__EXERCISE PROMPT__
In the following material, identify every line holding the string "with" and return it.

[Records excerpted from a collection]
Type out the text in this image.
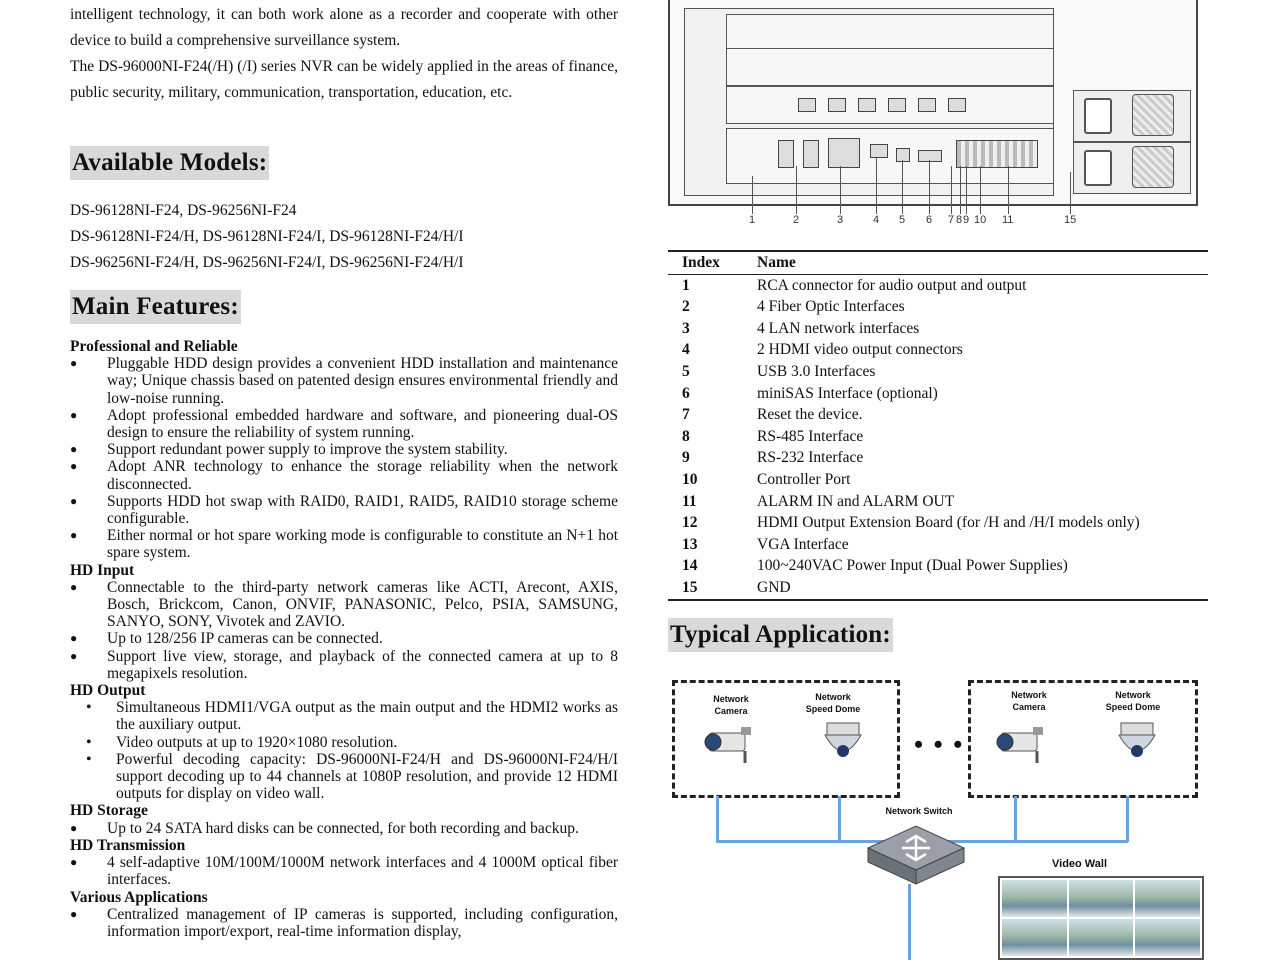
intelligent technology, it can both work alone as a recorder and cooperate with other device to build a comprehensive surveillance system.

The DS-96000NI-F24(/H) (/I) series NVR can be widely applied in the areas of finance, public security, military, communication, transportation, education, etc.

Available Models:
DS-96128NI-F24, DS-96256NI-F24
DS-96128NI-F24/H, DS-96128NI-F24/I, DS-96128NI-F24/H/I
DS-96256NI-F24/H, DS-96256NI-F24/I, DS-96256NI-F24/H/I
Main Features:
Professional and Reliable
● Pluggable HDD design provides a convenient HDD installation and maintenance way; Unique chassis based on patented design ensures environmental friendly and low-noise running.
● Adopt professional embedded hardware and software, and pioneering dual-OS design to ensure the reliability of system running.
● Support redundant power supply to improve the system stability.
● Adopt ANR technology to enhance the storage reliability when the network disconnected.
● Supports HDD hot swap with RAID0, RAID1, RAID5, RAID10 storage scheme configurable.
● Either normal or hot spare working mode is configurable to constitute an N+1 hot spare system.
HD Input
● Connectable to the third-party network cameras like ACTI, Arecont, AXIS, Bosch, Brickcom, Canon, ONVIF, PANASONIC, Pelco, PSIA, SAMSUNG, SANYO, SONY, Vivotek and ZAVIO.
● Up to 128/256 IP cameras can be connected.
● Support live view, storage, and playback of the connected camera at up to 8 megapixels resolution.
HD Output
• Simultaneous HDMI1/VGA output as the main output and the HDMI2 works as the auxiliary output.
• Video outputs at up to 1920×1080 resolution.
• Powerful decoding capacity: DS-96000NI-F24/H and DS-96000NI-F24/H/I support decoding up to 44 channels at 1080P resolution, and provide 12 HDMI outputs for display on video wall.
HD Storage
● Up to 24 SATA hard disks can be connected, for both recording and backup.
HD Transmission
● 4 self-adaptive 10M/100M/1000M network interfaces and 4 1000M optical fiber interfaces.
Various Applications
● Centralized management of IP cameras is supported, including configuration, information import/export, real-time information display,
1	2	3	4 5 6 7 8 9 10 11	15
Index	Name
1	RCA connector for audio output and output
2	4 Fiber Optic Interfaces
3	4 LAN network interfaces
4	2 HDMI video output connectors
5	USB 3.0 Interfaces
6	miniSAS Interface (optional)
7	Reset the device.
8	RS-485 Interface
9	RS-232 Interface
10	Controller Port
11	ALARM IN and ALARM OUT
12	HDMI Output Extension Board (for /H and /H/I models only)
13	VGA Interface
14	100~240VAC Power Input (Dual Power Supplies)
15	GND
Typical Application:
Network Camera
Network Speed Dome
• • •
Network Camera
Network Speed Dome
Network Switch
Video Wall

__OUTPUT OF THE TASK__
intelligent technology, it can both work alone as a recorder and cooperate with other device to build a comprehensive surveillance system.
● Supports HDD hot swap with RAID0, RAID1, RAID5, RAID10 storage scheme configurable.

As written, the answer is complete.